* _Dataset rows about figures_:

■ ■ ■ ■ ■ ■ ■

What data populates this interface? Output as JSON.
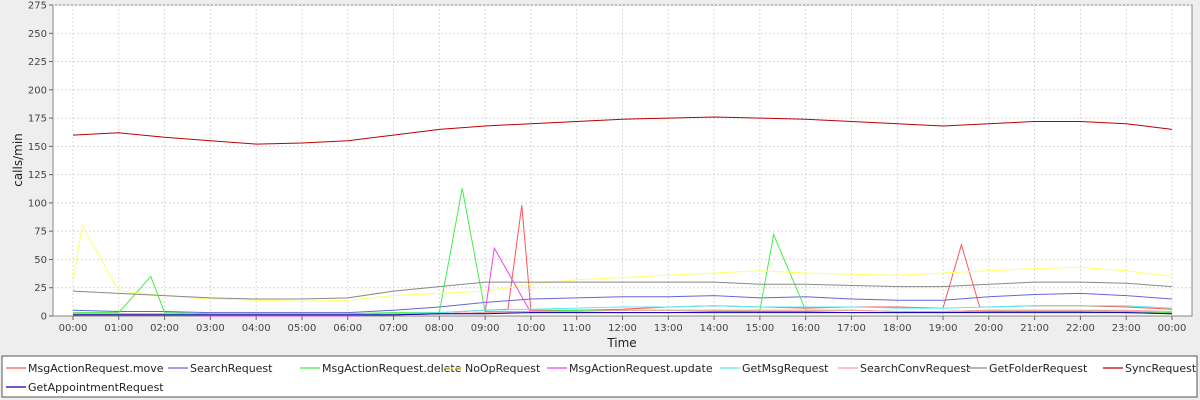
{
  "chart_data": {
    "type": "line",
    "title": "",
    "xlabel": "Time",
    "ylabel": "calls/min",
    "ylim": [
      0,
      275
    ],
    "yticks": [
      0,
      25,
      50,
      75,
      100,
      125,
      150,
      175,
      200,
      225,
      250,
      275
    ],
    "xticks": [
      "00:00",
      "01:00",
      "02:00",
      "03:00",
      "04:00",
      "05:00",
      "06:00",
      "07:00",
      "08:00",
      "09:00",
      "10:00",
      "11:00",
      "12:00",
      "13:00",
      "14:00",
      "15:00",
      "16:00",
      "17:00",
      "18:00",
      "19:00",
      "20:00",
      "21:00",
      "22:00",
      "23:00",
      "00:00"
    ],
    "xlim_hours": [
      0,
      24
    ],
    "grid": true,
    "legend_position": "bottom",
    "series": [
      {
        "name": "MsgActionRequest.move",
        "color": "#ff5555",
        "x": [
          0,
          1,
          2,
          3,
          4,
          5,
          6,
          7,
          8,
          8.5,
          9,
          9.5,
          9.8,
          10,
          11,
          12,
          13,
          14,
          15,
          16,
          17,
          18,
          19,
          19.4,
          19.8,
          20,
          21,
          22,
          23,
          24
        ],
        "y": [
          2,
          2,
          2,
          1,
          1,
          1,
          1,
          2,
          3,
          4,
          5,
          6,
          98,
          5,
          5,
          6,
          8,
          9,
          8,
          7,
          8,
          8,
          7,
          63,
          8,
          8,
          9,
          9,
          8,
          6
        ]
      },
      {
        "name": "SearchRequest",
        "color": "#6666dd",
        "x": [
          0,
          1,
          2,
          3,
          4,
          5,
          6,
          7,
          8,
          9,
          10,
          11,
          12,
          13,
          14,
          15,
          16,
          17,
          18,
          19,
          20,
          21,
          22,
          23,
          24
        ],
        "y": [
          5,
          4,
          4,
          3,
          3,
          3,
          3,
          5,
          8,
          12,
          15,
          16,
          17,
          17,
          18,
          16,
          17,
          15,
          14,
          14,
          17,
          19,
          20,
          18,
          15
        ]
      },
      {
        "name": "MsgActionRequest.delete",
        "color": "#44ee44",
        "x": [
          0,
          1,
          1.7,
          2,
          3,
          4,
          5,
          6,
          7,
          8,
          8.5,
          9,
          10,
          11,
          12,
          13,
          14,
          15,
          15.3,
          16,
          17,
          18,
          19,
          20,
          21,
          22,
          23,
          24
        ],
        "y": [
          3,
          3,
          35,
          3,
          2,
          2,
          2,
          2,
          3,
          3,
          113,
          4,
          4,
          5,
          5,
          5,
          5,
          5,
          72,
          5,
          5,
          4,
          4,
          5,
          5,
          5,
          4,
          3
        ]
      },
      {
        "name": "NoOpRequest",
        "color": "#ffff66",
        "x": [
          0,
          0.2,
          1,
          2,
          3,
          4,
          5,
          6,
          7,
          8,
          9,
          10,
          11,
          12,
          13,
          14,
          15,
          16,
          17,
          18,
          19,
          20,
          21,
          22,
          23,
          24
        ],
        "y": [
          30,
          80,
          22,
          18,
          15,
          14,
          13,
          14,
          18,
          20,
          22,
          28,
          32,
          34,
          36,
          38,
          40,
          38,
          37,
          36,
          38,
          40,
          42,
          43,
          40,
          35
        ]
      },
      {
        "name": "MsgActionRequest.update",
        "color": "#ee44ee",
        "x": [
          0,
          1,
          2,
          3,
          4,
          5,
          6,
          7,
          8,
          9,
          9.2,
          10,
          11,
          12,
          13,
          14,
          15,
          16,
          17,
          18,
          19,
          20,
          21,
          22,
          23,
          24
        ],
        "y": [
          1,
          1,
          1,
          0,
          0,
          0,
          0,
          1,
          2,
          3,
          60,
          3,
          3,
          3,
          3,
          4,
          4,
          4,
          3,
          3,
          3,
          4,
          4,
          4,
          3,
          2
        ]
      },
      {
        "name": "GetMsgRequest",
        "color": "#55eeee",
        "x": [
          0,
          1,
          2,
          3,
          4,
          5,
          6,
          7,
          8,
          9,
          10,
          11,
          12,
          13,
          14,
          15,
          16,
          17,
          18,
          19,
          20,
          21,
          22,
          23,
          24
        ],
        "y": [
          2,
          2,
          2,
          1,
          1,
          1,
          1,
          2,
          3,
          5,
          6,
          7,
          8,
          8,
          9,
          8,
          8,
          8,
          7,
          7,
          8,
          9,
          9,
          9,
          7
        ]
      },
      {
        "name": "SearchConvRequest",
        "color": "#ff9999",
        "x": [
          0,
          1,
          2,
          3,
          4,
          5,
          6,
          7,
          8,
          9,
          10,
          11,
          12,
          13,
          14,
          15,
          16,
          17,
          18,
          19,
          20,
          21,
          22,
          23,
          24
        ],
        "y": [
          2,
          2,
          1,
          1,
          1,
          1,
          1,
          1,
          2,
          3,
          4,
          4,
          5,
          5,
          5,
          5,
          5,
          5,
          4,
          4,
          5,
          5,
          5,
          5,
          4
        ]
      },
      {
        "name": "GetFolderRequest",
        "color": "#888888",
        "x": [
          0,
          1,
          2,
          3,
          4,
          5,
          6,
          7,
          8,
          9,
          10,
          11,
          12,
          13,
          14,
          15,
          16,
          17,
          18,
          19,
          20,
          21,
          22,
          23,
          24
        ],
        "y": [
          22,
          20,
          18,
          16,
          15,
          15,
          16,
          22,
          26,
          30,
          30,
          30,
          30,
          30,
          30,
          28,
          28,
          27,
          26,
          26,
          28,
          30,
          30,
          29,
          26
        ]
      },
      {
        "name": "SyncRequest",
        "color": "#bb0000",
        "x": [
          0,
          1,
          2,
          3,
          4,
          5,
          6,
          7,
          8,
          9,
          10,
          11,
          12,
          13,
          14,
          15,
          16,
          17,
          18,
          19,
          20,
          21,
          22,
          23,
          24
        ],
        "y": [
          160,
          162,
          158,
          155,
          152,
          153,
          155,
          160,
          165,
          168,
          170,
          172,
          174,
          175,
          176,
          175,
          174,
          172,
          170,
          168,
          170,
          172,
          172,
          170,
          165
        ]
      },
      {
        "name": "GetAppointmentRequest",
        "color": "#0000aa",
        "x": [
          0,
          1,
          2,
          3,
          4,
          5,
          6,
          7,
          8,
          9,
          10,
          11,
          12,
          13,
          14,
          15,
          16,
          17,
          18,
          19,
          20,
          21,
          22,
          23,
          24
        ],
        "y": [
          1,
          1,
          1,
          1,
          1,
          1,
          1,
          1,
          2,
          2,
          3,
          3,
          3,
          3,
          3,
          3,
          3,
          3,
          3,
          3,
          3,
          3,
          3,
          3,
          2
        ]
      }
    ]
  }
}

■ ■ ■ ■ ■ ■ ■

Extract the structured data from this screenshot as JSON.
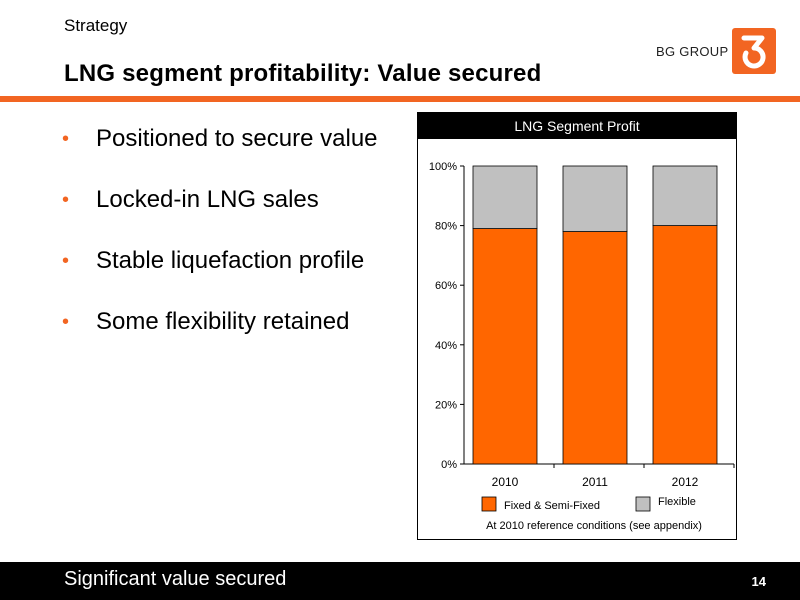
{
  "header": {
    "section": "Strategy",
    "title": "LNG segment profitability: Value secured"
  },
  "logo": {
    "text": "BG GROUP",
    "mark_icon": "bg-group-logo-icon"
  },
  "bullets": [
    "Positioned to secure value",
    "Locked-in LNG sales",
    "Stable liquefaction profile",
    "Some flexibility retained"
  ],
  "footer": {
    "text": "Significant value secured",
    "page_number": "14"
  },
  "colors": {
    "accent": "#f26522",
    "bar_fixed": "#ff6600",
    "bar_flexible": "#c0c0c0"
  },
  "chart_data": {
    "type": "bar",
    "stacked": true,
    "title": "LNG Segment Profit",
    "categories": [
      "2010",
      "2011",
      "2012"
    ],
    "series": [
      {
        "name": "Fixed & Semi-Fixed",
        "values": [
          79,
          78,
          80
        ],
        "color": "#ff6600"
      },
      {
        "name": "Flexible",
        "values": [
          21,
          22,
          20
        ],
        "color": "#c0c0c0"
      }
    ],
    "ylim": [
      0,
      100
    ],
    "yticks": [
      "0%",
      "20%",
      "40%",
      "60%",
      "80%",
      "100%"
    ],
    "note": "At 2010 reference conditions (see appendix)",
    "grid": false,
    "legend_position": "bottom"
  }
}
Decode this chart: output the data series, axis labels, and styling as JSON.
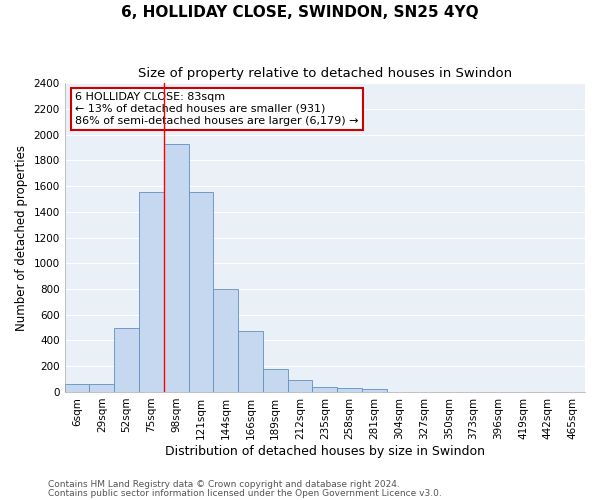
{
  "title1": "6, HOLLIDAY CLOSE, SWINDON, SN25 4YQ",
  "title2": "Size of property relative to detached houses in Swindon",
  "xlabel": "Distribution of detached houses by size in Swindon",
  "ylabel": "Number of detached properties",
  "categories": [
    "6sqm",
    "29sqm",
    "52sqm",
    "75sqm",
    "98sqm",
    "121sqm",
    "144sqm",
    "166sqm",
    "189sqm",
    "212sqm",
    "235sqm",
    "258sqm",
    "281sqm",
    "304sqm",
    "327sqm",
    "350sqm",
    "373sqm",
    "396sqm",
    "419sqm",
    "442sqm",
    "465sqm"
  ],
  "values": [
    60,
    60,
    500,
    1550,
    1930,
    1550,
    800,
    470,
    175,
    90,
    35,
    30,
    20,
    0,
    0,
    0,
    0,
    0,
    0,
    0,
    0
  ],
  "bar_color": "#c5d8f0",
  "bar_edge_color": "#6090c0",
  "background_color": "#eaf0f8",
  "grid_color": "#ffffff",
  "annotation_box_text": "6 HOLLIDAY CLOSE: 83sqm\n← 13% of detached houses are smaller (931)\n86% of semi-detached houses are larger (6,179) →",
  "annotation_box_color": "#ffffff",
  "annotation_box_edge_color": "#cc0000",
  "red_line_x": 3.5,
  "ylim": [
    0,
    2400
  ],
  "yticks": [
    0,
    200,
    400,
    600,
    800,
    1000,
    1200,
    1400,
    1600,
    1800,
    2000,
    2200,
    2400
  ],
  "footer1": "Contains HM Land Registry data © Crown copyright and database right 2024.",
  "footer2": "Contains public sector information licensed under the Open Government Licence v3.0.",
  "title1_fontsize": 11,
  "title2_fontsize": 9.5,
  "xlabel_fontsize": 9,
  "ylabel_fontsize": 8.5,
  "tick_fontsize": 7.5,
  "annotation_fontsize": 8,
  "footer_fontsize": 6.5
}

■ ■ ■ ■ ■ ■ ■

* _WHAT IS REQUIRED_: Identify each line in the entries with the word "MsgActionRequest" and copy it.

* _CORRECT ANSWER_:
        "name": "MsgActionRequest.move",
        "name": "MsgActionRequest.delete",
        "name": "MsgActionRequest.update",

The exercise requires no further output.